- **Job A**: Transcribe the passage of the SB Nation article that starts at the words "SB Nation higher-ups" and ends after "like ass-covering maneuvers.".
- **Job B**: Show every line of the records that contains the string "Impact", matching case exactly.

Begin Source text

In the nine months since Deadspin reported on how SB Nation’s business model relies on underpaying and not paying workers across its sprawling empire of more than 300 sports sites—“team sites,” as the jargon goes—bosses at SB Nation and its parent company, Vox Media, have put in a lot of work to make clear to people who work at their sites, people who cover what goes on there, and the general public that they are not awful corporate assholes, but are in fact sympathetic and humane people who want to do the right thing.
SB Nation higher-ups have, among other things, emphasized to team site managers, who earn a small monthly stipend for what in many cases amounts to full-time work, that they are not to treat people who aren’t paid as if they are; hired a new layer of management to oversee the team sites; and converted several poorly paid positions into real, full-time jobs. Some of these changes represent progress and address the real concerns of team site workers; other changes, like attempting to make clear that unpaid workers shouldn’t do the work of paid employees, accidentally or otherwise, look a lot like ass-covering maneuvers.
SB Nation refused to answer a variety of questions Deadspin posed to them, so it’s difficult to say exactly what the overall effect of their moves has been. Even read generously, though, these reforms appear to basically amount to making a fundamentally exploitative and anti-labor model slightly more generous to workers—not a bad thing, to be sure, but not anything more than it is. Vox Media was, when Deadspin started reporting on this story, a billion-dollar, venture capital-backed media company that resisted paying fair wages to the workers who filled up hundreds of websites with thousands of blog posts so that Vox could sell ads against them and generate revenue. Nothing about any of that appears to have changed.
In late April, Brandon Crockett, a former ad agency creative director turned writer, interviewed for a staff writer job at McCovey Chronicles, SB Nation’s San Francisco Giants team site, with site manager Bryan Murphy.
“While I thought that the staff writer position would simply be contributing a few times a week, as more or less outlined in the job description post on the site, Bryan told me I was one of four finalists being interviewed to be Grant Brisbee’s replacement,” Crockett said. (Brisbee ran the site until this year and has since 2011 also worked at SB Nation’s flagship national site, SBNation.com.)

End Source text
Begin Information provided

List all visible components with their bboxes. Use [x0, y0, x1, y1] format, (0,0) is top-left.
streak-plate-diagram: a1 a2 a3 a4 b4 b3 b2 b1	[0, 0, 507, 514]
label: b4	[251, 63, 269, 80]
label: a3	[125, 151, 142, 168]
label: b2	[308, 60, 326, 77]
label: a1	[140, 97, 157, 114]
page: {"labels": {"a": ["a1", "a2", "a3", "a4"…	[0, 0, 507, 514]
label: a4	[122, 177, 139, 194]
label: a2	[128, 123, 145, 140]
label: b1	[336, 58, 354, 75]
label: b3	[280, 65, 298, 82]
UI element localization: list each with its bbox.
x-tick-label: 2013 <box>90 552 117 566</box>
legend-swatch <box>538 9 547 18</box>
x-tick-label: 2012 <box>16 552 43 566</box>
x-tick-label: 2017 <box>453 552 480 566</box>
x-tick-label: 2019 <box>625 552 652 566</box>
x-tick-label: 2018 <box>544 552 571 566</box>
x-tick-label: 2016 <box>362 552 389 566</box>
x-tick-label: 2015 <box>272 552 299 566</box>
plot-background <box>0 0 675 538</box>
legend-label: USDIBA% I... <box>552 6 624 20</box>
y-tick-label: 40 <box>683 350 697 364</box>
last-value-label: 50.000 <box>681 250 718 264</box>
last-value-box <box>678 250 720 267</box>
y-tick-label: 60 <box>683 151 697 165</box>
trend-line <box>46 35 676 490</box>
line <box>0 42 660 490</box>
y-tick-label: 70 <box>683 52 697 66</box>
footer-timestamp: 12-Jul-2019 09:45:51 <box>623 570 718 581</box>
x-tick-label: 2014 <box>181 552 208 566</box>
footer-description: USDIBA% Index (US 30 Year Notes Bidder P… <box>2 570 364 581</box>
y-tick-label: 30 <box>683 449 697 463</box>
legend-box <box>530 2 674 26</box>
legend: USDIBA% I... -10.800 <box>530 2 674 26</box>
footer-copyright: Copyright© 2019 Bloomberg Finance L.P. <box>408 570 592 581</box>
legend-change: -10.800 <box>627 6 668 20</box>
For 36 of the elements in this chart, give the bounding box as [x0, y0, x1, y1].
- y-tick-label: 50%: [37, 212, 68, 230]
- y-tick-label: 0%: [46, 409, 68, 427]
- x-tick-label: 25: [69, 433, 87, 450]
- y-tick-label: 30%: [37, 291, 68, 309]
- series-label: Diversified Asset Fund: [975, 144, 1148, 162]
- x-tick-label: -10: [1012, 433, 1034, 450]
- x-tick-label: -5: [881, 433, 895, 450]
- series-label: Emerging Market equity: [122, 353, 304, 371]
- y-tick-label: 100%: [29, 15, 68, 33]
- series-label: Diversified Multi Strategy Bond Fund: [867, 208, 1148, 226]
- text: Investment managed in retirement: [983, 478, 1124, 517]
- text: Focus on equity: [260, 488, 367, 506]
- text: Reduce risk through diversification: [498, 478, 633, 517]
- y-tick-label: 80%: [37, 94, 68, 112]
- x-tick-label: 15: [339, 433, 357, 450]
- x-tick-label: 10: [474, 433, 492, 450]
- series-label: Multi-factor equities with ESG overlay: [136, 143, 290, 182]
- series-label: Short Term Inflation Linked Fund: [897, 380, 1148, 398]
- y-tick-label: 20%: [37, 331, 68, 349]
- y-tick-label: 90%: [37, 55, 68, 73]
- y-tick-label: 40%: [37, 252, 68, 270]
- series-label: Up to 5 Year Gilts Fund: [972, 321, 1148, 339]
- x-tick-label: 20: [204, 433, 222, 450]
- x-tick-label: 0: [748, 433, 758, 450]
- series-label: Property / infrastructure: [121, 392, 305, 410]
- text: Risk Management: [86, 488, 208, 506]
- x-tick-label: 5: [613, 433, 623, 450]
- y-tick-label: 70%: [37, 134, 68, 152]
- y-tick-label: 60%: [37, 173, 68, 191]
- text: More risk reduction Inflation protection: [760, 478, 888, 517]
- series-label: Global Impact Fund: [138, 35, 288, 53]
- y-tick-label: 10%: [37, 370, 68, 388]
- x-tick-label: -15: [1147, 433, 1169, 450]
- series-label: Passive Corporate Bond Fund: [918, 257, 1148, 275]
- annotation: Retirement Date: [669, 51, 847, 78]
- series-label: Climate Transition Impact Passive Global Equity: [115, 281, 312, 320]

End Information provided

- **Correct answer A**:
SB Nation higher-ups have, among other things, emphasized to team site managers, who earn a small monthly stipend for what in many cases amounts to full-time work, that they are not to treat people who aren’t paid as if they are; hired a new layer of management to oversee the team sites; and converted several poorly paid positions into real, full-time jobs. Some of these changes represent progress and address the real concerns of team site workers; other changes, like attempting to make clear that unpaid workers shouldn’t do the work of paid employees, accidentally or otherwise, look a lot like ass-covering maneuvers.

- **Correct answer B**:
- series-label: Global Impact Fund: [138, 35, 288, 53]
- series-label: Climate Transition Impact Passive Global Equity: [115, 281, 312, 320]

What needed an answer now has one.